WORK TO DO
Give the number of lines in the records below that include "Shukoor". Reply with that number alone.

BEGIN DATASET CONTENT

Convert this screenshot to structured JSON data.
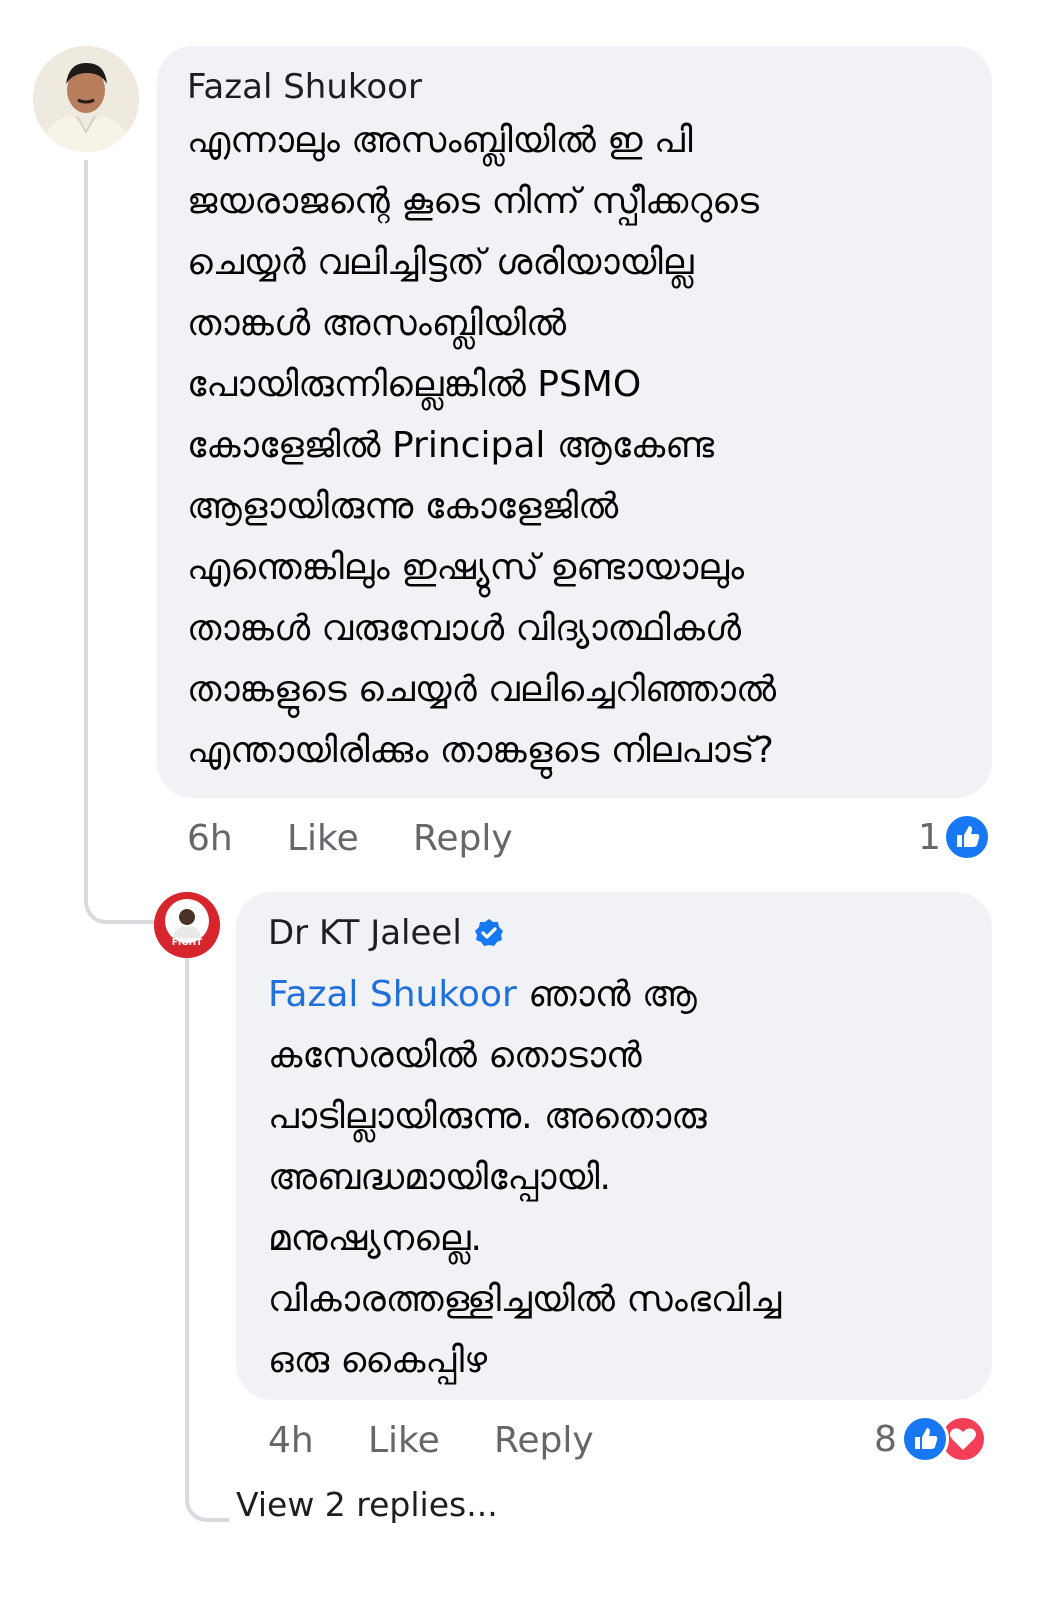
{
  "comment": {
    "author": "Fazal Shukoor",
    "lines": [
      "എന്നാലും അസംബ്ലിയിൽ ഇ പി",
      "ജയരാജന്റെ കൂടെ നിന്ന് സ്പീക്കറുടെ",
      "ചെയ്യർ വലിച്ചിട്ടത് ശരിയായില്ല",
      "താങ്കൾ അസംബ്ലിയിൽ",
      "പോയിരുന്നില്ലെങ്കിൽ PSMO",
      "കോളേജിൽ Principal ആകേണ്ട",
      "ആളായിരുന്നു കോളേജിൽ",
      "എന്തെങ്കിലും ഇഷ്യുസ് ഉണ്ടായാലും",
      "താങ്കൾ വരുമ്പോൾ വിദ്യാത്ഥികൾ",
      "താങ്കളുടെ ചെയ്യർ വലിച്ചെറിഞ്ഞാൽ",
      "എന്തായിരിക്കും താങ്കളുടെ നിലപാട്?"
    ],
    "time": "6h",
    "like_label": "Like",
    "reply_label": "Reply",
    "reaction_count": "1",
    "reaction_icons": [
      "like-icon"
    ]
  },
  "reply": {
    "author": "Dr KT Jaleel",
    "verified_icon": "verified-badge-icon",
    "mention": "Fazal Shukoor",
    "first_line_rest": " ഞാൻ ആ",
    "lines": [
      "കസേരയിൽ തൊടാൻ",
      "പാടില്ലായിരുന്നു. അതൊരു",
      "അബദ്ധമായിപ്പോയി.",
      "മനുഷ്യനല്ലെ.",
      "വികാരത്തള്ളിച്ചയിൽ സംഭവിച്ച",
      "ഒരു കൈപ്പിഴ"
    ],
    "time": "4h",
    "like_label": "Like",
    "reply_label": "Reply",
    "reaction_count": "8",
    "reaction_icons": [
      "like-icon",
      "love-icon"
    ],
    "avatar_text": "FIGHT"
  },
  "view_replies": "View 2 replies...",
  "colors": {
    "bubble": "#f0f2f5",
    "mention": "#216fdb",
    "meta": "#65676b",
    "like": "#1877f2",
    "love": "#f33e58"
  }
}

END DATASET CONTENT
BEGIN DATASET CONTENT

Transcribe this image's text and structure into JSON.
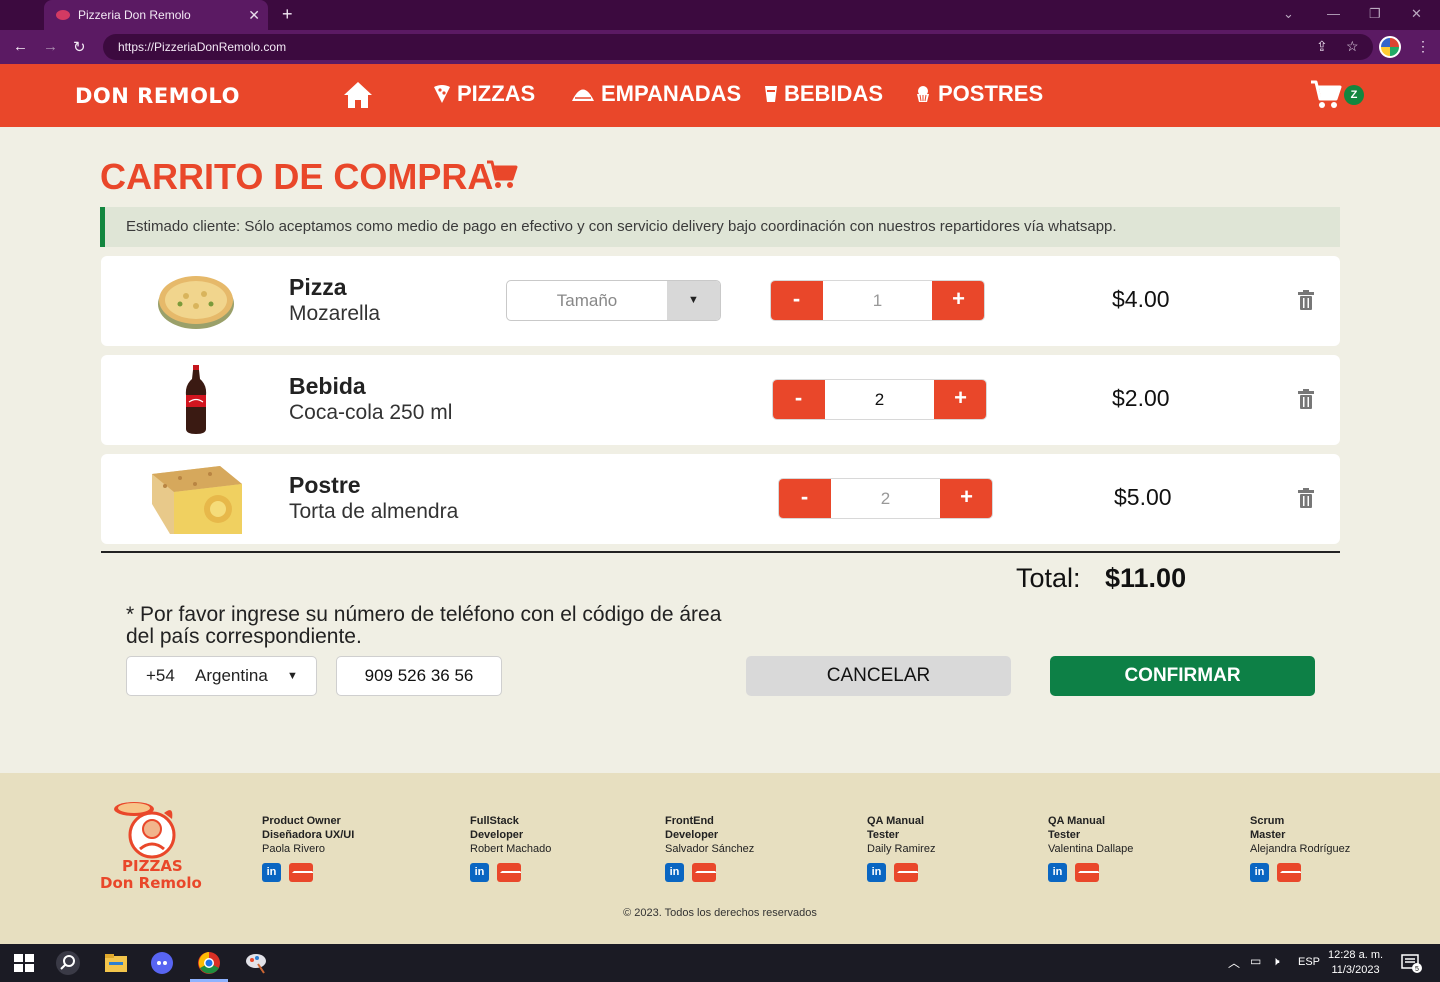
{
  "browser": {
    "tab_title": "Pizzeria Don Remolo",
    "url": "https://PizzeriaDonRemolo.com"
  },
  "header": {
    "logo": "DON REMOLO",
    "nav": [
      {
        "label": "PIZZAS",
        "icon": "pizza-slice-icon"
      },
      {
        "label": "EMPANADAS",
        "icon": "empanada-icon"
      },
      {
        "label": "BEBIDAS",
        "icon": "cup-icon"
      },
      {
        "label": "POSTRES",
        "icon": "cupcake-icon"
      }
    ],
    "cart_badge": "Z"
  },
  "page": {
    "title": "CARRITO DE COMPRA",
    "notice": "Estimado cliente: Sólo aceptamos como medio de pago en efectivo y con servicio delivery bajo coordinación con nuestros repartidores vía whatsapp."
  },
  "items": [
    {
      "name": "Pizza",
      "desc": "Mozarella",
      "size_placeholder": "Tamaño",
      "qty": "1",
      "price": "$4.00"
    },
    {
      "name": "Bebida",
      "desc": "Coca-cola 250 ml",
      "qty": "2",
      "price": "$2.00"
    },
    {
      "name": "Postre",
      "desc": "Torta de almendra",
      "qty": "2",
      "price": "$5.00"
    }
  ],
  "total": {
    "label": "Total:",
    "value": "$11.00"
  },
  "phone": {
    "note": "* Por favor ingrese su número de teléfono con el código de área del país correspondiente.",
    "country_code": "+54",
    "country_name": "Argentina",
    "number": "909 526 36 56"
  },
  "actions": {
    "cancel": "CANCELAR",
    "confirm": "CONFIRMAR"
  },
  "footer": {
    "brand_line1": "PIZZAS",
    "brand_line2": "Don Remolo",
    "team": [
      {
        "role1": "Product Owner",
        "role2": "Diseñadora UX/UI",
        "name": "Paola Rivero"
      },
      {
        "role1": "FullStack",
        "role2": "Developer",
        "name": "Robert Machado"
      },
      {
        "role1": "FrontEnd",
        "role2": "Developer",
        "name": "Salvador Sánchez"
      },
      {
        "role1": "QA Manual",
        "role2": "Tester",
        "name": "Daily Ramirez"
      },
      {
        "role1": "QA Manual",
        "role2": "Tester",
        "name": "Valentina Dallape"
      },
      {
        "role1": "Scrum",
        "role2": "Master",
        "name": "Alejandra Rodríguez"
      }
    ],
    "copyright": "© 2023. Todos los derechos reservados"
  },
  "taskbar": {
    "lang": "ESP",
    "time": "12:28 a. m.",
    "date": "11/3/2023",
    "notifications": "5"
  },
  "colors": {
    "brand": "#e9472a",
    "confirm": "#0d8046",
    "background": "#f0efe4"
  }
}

END DATASET CONTENT
BEGIN DATASET CONTENT

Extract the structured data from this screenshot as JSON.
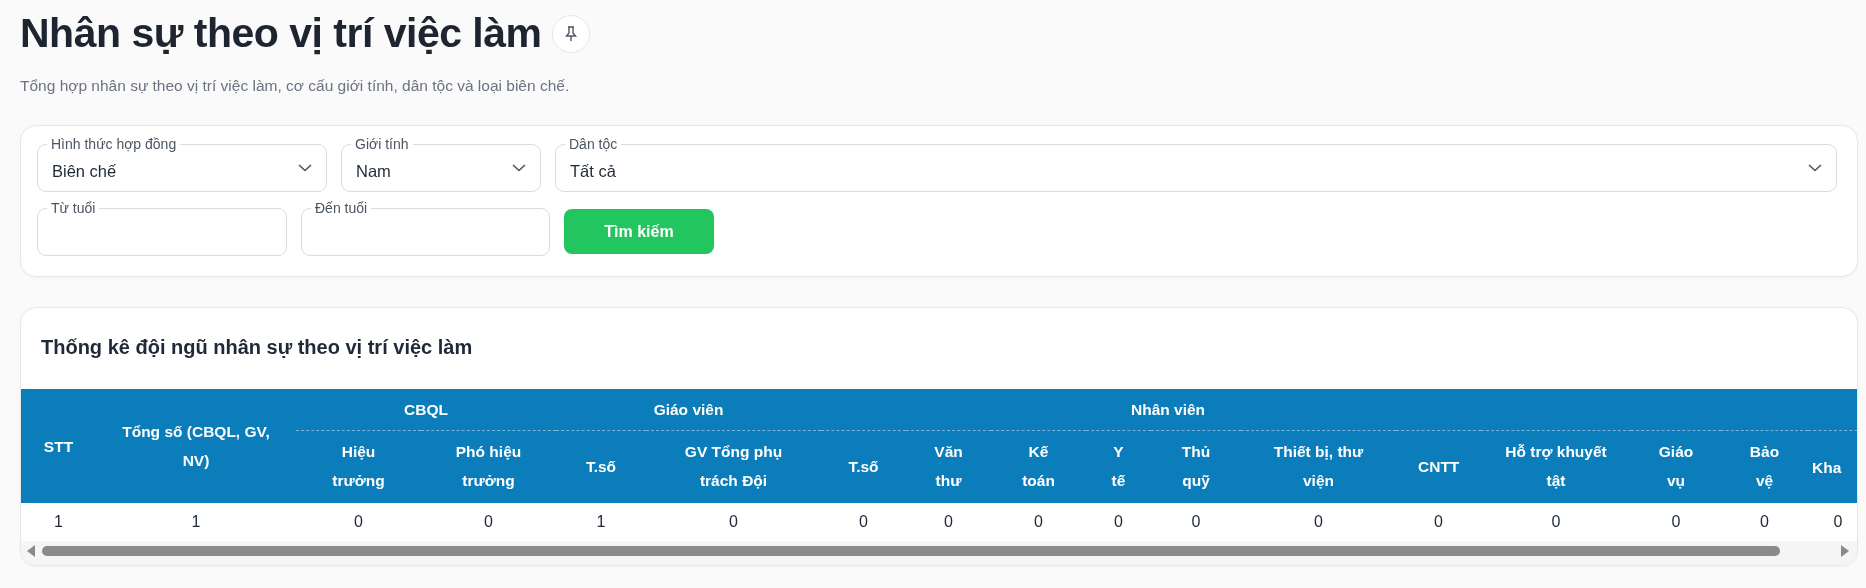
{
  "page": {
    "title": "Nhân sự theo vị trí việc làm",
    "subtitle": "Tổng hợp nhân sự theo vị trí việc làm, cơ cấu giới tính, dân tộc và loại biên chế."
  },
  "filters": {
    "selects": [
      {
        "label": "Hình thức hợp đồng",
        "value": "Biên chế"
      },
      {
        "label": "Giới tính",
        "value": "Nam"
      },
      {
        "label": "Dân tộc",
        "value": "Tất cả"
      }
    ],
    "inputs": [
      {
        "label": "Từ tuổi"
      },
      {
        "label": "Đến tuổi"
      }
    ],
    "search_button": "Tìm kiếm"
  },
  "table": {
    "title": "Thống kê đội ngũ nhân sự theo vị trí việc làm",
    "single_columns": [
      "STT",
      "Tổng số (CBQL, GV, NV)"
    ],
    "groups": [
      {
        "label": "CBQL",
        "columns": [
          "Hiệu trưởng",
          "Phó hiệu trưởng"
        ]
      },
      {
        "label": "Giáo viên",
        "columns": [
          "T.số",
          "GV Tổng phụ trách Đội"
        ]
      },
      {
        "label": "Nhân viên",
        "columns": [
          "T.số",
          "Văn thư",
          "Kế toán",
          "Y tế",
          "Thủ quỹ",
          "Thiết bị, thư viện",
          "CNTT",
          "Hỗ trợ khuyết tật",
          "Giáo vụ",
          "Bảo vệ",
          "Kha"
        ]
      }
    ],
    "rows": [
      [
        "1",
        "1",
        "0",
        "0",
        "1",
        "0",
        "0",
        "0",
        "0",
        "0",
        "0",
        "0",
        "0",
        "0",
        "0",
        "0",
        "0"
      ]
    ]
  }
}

END DATASET CONTENT

ANSWER BELOW
2